> _Yapılacak İş_:
Aşağıdaki Nursen ile evlilik anlatısından "Nursen, Karamürsel’in kızıdır." sözcüklerinin geçtiği yerle başlayıp "bir anım var." ile biten bölümü harfi harfine aktarın.

> _Metin_:
Nursen, Karamürsel’in kızıdır. Liseye gidip gelirken görüyordum ve beğeniyordum. Aramızda 19 yaş fark vardı. Nursen liseyi bitirip Karamürsel Belediyesi’nde başkan sekreteri olarak çalışmaya başlamıştı, ben de başkana gidip gelirken daha çok görüyordum onu. Evlenmeye niyet ettim ve teklifte bulundum. İlk etapta kabul etmedi ama sonra o da beni sevdi ve nişanlandık. Yüzüklerimizi de Karamürsel Belediye Başkanı Albay Mithat Güney taktı. 1981 yılında evlendik. Eşim Nursen şu an Karamürsel Yardımseverler Derneği’nin yönetim kurulunda görev yapıyor. Hatta Nursen ile ilgili unutamadığım bir anım var.

> _Verilen Bilgiler_:
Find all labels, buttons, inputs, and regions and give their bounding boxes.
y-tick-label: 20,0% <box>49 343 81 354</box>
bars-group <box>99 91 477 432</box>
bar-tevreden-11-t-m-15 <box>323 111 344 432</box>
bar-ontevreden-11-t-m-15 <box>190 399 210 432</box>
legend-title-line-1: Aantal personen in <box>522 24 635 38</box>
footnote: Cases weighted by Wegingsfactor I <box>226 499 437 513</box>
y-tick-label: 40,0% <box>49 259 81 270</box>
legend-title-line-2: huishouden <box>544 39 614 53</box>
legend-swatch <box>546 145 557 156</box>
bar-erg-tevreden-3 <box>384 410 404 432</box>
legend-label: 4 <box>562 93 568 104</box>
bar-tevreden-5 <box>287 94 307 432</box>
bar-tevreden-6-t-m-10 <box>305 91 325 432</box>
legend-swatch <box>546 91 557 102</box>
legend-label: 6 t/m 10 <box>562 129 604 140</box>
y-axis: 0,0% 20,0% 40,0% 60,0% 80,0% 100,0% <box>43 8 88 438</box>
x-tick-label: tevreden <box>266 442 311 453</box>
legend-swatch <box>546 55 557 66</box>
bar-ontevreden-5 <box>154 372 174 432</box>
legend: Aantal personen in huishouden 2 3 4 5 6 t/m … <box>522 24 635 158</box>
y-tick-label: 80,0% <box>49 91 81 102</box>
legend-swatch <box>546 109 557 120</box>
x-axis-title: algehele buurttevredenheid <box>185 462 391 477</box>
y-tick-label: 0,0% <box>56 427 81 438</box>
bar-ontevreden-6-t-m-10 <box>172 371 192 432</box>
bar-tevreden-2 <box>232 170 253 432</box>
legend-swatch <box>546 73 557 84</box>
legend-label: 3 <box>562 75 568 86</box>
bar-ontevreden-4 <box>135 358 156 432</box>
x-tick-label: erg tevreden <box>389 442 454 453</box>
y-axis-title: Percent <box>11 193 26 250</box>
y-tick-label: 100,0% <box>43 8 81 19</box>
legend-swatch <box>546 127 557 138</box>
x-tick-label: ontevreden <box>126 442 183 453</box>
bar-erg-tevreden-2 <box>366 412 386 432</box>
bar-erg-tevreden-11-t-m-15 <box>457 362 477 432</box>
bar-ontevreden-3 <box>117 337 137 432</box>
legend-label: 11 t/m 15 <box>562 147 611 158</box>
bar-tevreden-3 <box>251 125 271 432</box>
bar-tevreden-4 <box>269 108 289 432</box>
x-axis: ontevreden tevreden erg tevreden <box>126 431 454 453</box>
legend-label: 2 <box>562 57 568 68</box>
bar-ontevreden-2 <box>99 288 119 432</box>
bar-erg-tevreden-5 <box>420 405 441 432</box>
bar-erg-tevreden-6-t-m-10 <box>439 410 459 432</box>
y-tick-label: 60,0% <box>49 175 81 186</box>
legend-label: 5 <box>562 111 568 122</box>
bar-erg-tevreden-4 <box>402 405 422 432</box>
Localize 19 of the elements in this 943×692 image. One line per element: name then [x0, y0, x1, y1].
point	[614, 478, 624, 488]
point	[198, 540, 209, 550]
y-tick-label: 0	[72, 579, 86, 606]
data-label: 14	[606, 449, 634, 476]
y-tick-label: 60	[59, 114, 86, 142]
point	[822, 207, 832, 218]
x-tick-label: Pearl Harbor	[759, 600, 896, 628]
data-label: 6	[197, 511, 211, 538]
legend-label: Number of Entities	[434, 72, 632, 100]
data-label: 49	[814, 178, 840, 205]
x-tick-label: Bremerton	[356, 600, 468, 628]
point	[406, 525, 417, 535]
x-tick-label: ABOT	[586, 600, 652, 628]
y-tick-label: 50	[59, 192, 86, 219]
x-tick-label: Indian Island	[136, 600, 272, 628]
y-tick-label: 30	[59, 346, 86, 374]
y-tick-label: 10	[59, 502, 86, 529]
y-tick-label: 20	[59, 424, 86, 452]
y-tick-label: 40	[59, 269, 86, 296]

> _Alıştırma Çıktısı_:
Nursen, Karamürsel’in kızıdır. Liseye gidip gelirken görüyordum ve beğeniyordum. Aramızda 19 yaş fark vardı. Nursen liseyi bitirip Karamürsel Belediyesi’nde başkan sekreteri olarak çalışmaya başlamıştı, ben de başkana gidip gelirken daha çok görüyordum onu. Evlenmeye niyet ettim ve teklifte bulundum. İlk etapta kabul etmedi ama sonra o da beni sevdi ve nişanlandık. Yüzüklerimizi de Karamürsel Belediye Başkanı Albay Mithat Güney taktı. 1981 yılında evlendik. Eşim Nursen şu an Karamürsel Yardımseverler Derneği’nin yönetim kurulunda görev yapıyor. Hatta Nursen ile ilgili unutamadığım bir anım var.